Work required: Return each line containing "icon".

(Stored items from a collection)
**********

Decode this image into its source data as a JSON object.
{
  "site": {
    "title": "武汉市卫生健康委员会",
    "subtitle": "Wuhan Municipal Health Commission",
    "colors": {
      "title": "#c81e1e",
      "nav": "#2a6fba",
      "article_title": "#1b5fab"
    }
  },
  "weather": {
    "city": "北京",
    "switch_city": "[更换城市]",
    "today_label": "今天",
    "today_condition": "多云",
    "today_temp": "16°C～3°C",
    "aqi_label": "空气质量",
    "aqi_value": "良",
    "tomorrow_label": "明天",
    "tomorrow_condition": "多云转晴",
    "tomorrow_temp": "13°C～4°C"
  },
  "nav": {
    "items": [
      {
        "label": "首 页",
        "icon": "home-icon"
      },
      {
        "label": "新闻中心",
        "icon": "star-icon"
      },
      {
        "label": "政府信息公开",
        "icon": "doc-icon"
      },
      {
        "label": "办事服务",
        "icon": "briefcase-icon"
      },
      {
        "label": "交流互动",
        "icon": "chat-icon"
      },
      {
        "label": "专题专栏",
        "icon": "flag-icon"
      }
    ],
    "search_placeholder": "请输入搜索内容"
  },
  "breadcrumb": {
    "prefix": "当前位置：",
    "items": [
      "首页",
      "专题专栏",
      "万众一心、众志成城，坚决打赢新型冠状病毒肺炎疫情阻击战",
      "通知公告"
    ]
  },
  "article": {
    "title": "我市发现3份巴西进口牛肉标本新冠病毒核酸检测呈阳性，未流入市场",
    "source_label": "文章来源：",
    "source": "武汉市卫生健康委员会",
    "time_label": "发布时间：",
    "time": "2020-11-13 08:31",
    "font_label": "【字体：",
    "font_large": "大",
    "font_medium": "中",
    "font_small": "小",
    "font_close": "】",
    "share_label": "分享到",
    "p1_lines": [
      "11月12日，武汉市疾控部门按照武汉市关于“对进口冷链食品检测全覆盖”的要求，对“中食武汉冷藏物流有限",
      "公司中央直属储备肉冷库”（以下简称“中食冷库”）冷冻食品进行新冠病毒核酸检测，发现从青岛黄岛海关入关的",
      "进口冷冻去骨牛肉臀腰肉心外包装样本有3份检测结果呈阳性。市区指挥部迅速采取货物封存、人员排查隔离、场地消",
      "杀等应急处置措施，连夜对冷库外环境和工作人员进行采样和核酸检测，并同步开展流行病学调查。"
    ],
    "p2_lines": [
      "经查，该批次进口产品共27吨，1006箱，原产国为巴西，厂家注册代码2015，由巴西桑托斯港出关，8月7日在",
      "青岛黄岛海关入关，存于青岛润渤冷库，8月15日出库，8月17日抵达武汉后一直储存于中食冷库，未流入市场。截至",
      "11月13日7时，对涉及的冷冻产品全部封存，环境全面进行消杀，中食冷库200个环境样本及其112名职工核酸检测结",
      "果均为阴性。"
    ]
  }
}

**********

Result for this task:
        "icon": "home-icon"
        "icon": "star-icon"
        "icon": "doc-icon"
        "icon": "briefcase-icon"
        "icon": "chat-icon"
        "icon": "flag-icon"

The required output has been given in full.